Your goal
Type out the complete listing below word for word, without its pictures.

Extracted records
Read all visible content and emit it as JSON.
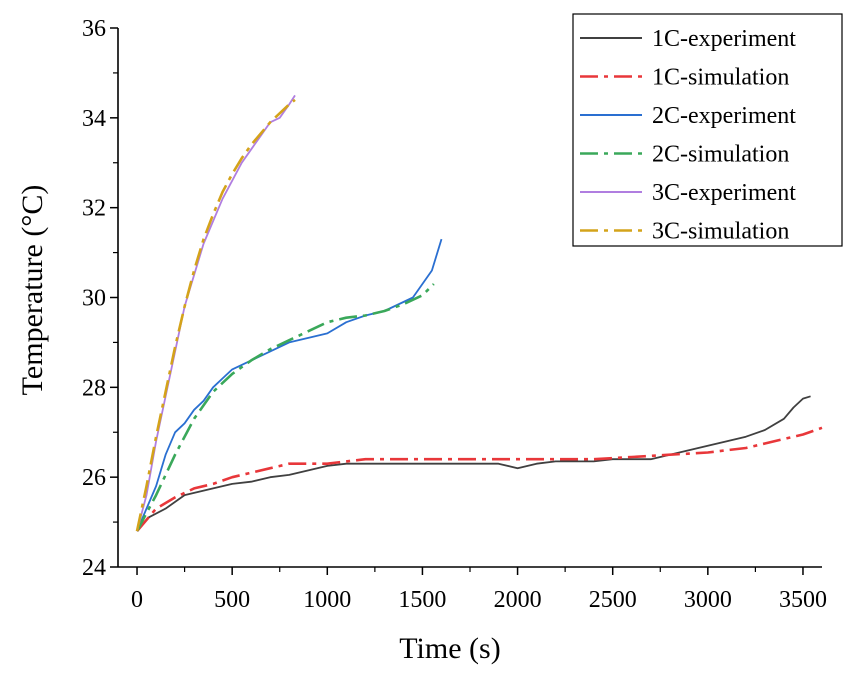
{
  "chart_data": {
    "type": "line",
    "title": "",
    "xlabel": "Time (s)",
    "ylabel": "Temperature (°C)",
    "xlim": [
      -100,
      3600
    ],
    "ylim": [
      24,
      36
    ],
    "x_ticks": [
      0,
      500,
      1000,
      1500,
      2000,
      2500,
      3000,
      3500
    ],
    "y_ticks": [
      24,
      26,
      28,
      30,
      32,
      34,
      36
    ],
    "grid": false,
    "legend_position": "top-right",
    "series": [
      {
        "name": "1C-experiment",
        "color": "#404040",
        "style": "solid",
        "points": [
          [
            0,
            24.8
          ],
          [
            60,
            25.1
          ],
          [
            150,
            25.3
          ],
          [
            250,
            25.6
          ],
          [
            400,
            25.75
          ],
          [
            500,
            25.85
          ],
          [
            600,
            25.9
          ],
          [
            700,
            26.0
          ],
          [
            800,
            26.05
          ],
          [
            900,
            26.15
          ],
          [
            1000,
            26.25
          ],
          [
            1100,
            26.3
          ],
          [
            1200,
            26.3
          ],
          [
            1300,
            26.3
          ],
          [
            1400,
            26.3
          ],
          [
            1500,
            26.3
          ],
          [
            1600,
            26.3
          ],
          [
            1700,
            26.3
          ],
          [
            1800,
            26.3
          ],
          [
            1900,
            26.3
          ],
          [
            2000,
            26.2
          ],
          [
            2100,
            26.3
          ],
          [
            2200,
            26.35
          ],
          [
            2300,
            26.35
          ],
          [
            2400,
            26.35
          ],
          [
            2500,
            26.4
          ],
          [
            2600,
            26.4
          ],
          [
            2700,
            26.4
          ],
          [
            2800,
            26.5
          ],
          [
            2900,
            26.6
          ],
          [
            3000,
            26.7
          ],
          [
            3100,
            26.8
          ],
          [
            3200,
            26.9
          ],
          [
            3300,
            27.05
          ],
          [
            3400,
            27.3
          ],
          [
            3450,
            27.55
          ],
          [
            3500,
            27.75
          ],
          [
            3540,
            27.8
          ]
        ]
      },
      {
        "name": "1C-simulation",
        "color": "#e8373a",
        "style": "dashdot",
        "points": [
          [
            0,
            24.8
          ],
          [
            100,
            25.3
          ],
          [
            200,
            25.55
          ],
          [
            300,
            25.75
          ],
          [
            400,
            25.85
          ],
          [
            500,
            26.0
          ],
          [
            600,
            26.1
          ],
          [
            700,
            26.2
          ],
          [
            800,
            26.3
          ],
          [
            900,
            26.3
          ],
          [
            1000,
            26.3
          ],
          [
            1100,
            26.35
          ],
          [
            1200,
            26.4
          ],
          [
            1400,
            26.4
          ],
          [
            1600,
            26.4
          ],
          [
            1800,
            26.4
          ],
          [
            2000,
            26.4
          ],
          [
            2200,
            26.4
          ],
          [
            2400,
            26.4
          ],
          [
            2600,
            26.45
          ],
          [
            2800,
            26.5
          ],
          [
            3000,
            26.55
          ],
          [
            3100,
            26.6
          ],
          [
            3200,
            26.65
          ],
          [
            3300,
            26.75
          ],
          [
            3400,
            26.85
          ],
          [
            3500,
            26.95
          ],
          [
            3600,
            27.1
          ]
        ]
      },
      {
        "name": "2C-experiment",
        "color": "#2a6fd1",
        "style": "solid",
        "points": [
          [
            0,
            24.8
          ],
          [
            50,
            25.3
          ],
          [
            100,
            25.8
          ],
          [
            150,
            26.5
          ],
          [
            200,
            27.0
          ],
          [
            250,
            27.2
          ],
          [
            300,
            27.5
          ],
          [
            350,
            27.7
          ],
          [
            400,
            28.0
          ],
          [
            450,
            28.2
          ],
          [
            500,
            28.4
          ],
          [
            550,
            28.5
          ],
          [
            600,
            28.6
          ],
          [
            650,
            28.7
          ],
          [
            700,
            28.8
          ],
          [
            800,
            29.0
          ],
          [
            900,
            29.1
          ],
          [
            1000,
            29.2
          ],
          [
            1100,
            29.45
          ],
          [
            1200,
            29.6
          ],
          [
            1300,
            29.7
          ],
          [
            1400,
            29.9
          ],
          [
            1450,
            30.0
          ],
          [
            1500,
            30.3
          ],
          [
            1550,
            30.6
          ],
          [
            1600,
            31.3
          ]
        ]
      },
      {
        "name": "2C-simulation",
        "color": "#3aa85a",
        "style": "dashdot",
        "points": [
          [
            0,
            24.8
          ],
          [
            100,
            25.6
          ],
          [
            200,
            26.5
          ],
          [
            300,
            27.3
          ],
          [
            400,
            27.9
          ],
          [
            500,
            28.3
          ],
          [
            600,
            28.6
          ],
          [
            700,
            28.85
          ],
          [
            800,
            29.05
          ],
          [
            900,
            29.25
          ],
          [
            1000,
            29.45
          ],
          [
            1100,
            29.55
          ],
          [
            1200,
            29.6
          ],
          [
            1300,
            29.7
          ],
          [
            1400,
            29.85
          ],
          [
            1500,
            30.05
          ],
          [
            1560,
            30.3
          ]
        ]
      },
      {
        "name": "3C-experiment",
        "color": "#b07ee0",
        "style": "solid",
        "points": [
          [
            0,
            24.8
          ],
          [
            50,
            25.6
          ],
          [
            100,
            26.8
          ],
          [
            150,
            27.8
          ],
          [
            200,
            28.8
          ],
          [
            250,
            29.8
          ],
          [
            300,
            30.5
          ],
          [
            350,
            31.2
          ],
          [
            400,
            31.7
          ],
          [
            450,
            32.2
          ],
          [
            500,
            32.6
          ],
          [
            550,
            33.0
          ],
          [
            600,
            33.3
          ],
          [
            650,
            33.6
          ],
          [
            700,
            33.9
          ],
          [
            750,
            34.0
          ],
          [
            800,
            34.3
          ],
          [
            830,
            34.5
          ]
        ]
      },
      {
        "name": "3C-simulation",
        "color": "#d4a31a",
        "style": "dashdot",
        "points": [
          [
            0,
            24.8
          ],
          [
            50,
            25.8
          ],
          [
            100,
            26.9
          ],
          [
            150,
            27.9
          ],
          [
            200,
            28.9
          ],
          [
            250,
            29.8
          ],
          [
            300,
            30.6
          ],
          [
            350,
            31.3
          ],
          [
            400,
            31.85
          ],
          [
            450,
            32.35
          ],
          [
            500,
            32.75
          ],
          [
            550,
            33.1
          ],
          [
            600,
            33.4
          ],
          [
            650,
            33.65
          ],
          [
            700,
            33.9
          ],
          [
            750,
            34.1
          ],
          [
            800,
            34.3
          ],
          [
            830,
            34.4
          ]
        ]
      }
    ]
  }
}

Worked solution
Read all visible content and emit it as JSON.
{
  "chart_data": {
    "type": "line",
    "title": "",
    "xlabel": "Time (s)",
    "ylabel": "Temperature (°C)",
    "xlim": [
      -100,
      3600
    ],
    "ylim": [
      24,
      36
    ],
    "x_ticks": [
      0,
      500,
      1000,
      1500,
      2000,
      2500,
      3000,
      3500
    ],
    "y_ticks": [
      24,
      26,
      28,
      30,
      32,
      34,
      36
    ],
    "grid": false,
    "legend_position": "top-right",
    "series": [
      {
        "name": "1C-experiment",
        "color": "#404040",
        "style": "solid",
        "points": [
          [
            0,
            24.8
          ],
          [
            60,
            25.1
          ],
          [
            150,
            25.3
          ],
          [
            250,
            25.6
          ],
          [
            400,
            25.75
          ],
          [
            500,
            25.85
          ],
          [
            600,
            25.9
          ],
          [
            700,
            26.0
          ],
          [
            800,
            26.05
          ],
          [
            900,
            26.15
          ],
          [
            1000,
            26.25
          ],
          [
            1100,
            26.3
          ],
          [
            1200,
            26.3
          ],
          [
            1300,
            26.3
          ],
          [
            1400,
            26.3
          ],
          [
            1500,
            26.3
          ],
          [
            1600,
            26.3
          ],
          [
            1700,
            26.3
          ],
          [
            1800,
            26.3
          ],
          [
            1900,
            26.3
          ],
          [
            2000,
            26.2
          ],
          [
            2100,
            26.3
          ],
          [
            2200,
            26.35
          ],
          [
            2300,
            26.35
          ],
          [
            2400,
            26.35
          ],
          [
            2500,
            26.4
          ],
          [
            2600,
            26.4
          ],
          [
            2700,
            26.4
          ],
          [
            2800,
            26.5
          ],
          [
            2900,
            26.6
          ],
          [
            3000,
            26.7
          ],
          [
            3100,
            26.8
          ],
          [
            3200,
            26.9
          ],
          [
            3300,
            27.05
          ],
          [
            3400,
            27.3
          ],
          [
            3450,
            27.55
          ],
          [
            3500,
            27.75
          ],
          [
            3540,
            27.8
          ]
        ]
      },
      {
        "name": "1C-simulation",
        "color": "#e8373a",
        "style": "dashdot",
        "points": [
          [
            0,
            24.8
          ],
          [
            100,
            25.3
          ],
          [
            200,
            25.55
          ],
          [
            300,
            25.75
          ],
          [
            400,
            25.85
          ],
          [
            500,
            26.0
          ],
          [
            600,
            26.1
          ],
          [
            700,
            26.2
          ],
          [
            800,
            26.3
          ],
          [
            900,
            26.3
          ],
          [
            1000,
            26.3
          ],
          [
            1100,
            26.35
          ],
          [
            1200,
            26.4
          ],
          [
            1400,
            26.4
          ],
          [
            1600,
            26.4
          ],
          [
            1800,
            26.4
          ],
          [
            2000,
            26.4
          ],
          [
            2200,
            26.4
          ],
          [
            2400,
            26.4
          ],
          [
            2600,
            26.45
          ],
          [
            2800,
            26.5
          ],
          [
            3000,
            26.55
          ],
          [
            3100,
            26.6
          ],
          [
            3200,
            26.65
          ],
          [
            3300,
            26.75
          ],
          [
            3400,
            26.85
          ],
          [
            3500,
            26.95
          ],
          [
            3600,
            27.1
          ]
        ]
      },
      {
        "name": "2C-experiment",
        "color": "#2a6fd1",
        "style": "solid",
        "points": [
          [
            0,
            24.8
          ],
          [
            50,
            25.3
          ],
          [
            100,
            25.8
          ],
          [
            150,
            26.5
          ],
          [
            200,
            27.0
          ],
          [
            250,
            27.2
          ],
          [
            300,
            27.5
          ],
          [
            350,
            27.7
          ],
          [
            400,
            28.0
          ],
          [
            450,
            28.2
          ],
          [
            500,
            28.4
          ],
          [
            550,
            28.5
          ],
          [
            600,
            28.6
          ],
          [
            650,
            28.7
          ],
          [
            700,
            28.8
          ],
          [
            800,
            29.0
          ],
          [
            900,
            29.1
          ],
          [
            1000,
            29.2
          ],
          [
            1100,
            29.45
          ],
          [
            1200,
            29.6
          ],
          [
            1300,
            29.7
          ],
          [
            1400,
            29.9
          ],
          [
            1450,
            30.0
          ],
          [
            1500,
            30.3
          ],
          [
            1550,
            30.6
          ],
          [
            1600,
            31.3
          ]
        ]
      },
      {
        "name": "2C-simulation",
        "color": "#3aa85a",
        "style": "dashdot",
        "points": [
          [
            0,
            24.8
          ],
          [
            100,
            25.6
          ],
          [
            200,
            26.5
          ],
          [
            300,
            27.3
          ],
          [
            400,
            27.9
          ],
          [
            500,
            28.3
          ],
          [
            600,
            28.6
          ],
          [
            700,
            28.85
          ],
          [
            800,
            29.05
          ],
          [
            900,
            29.25
          ],
          [
            1000,
            29.45
          ],
          [
            1100,
            29.55
          ],
          [
            1200,
            29.6
          ],
          [
            1300,
            29.7
          ],
          [
            1400,
            29.85
          ],
          [
            1500,
            30.05
          ],
          [
            1560,
            30.3
          ]
        ]
      },
      {
        "name": "3C-experiment",
        "color": "#b07ee0",
        "style": "solid",
        "points": [
          [
            0,
            24.8
          ],
          [
            50,
            25.6
          ],
          [
            100,
            26.8
          ],
          [
            150,
            27.8
          ],
          [
            200,
            28.8
          ],
          [
            250,
            29.8
          ],
          [
            300,
            30.5
          ],
          [
            350,
            31.2
          ],
          [
            400,
            31.7
          ],
          [
            450,
            32.2
          ],
          [
            500,
            32.6
          ],
          [
            550,
            33.0
          ],
          [
            600,
            33.3
          ],
          [
            650,
            33.6
          ],
          [
            700,
            33.9
          ],
          [
            750,
            34.0
          ],
          [
            800,
            34.3
          ],
          [
            830,
            34.5
          ]
        ]
      },
      {
        "name": "3C-simulation",
        "color": "#d4a31a",
        "style": "dashdot",
        "points": [
          [
            0,
            24.8
          ],
          [
            50,
            25.8
          ],
          [
            100,
            26.9
          ],
          [
            150,
            27.9
          ],
          [
            200,
            28.9
          ],
          [
            250,
            29.8
          ],
          [
            300,
            30.6
          ],
          [
            350,
            31.3
          ],
          [
            400,
            31.85
          ],
          [
            450,
            32.35
          ],
          [
            500,
            32.75
          ],
          [
            550,
            33.1
          ],
          [
            600,
            33.4
          ],
          [
            650,
            33.65
          ],
          [
            700,
            33.9
          ],
          [
            750,
            34.1
          ],
          [
            800,
            34.3
          ],
          [
            830,
            34.4
          ]
        ]
      }
    ]
  }
}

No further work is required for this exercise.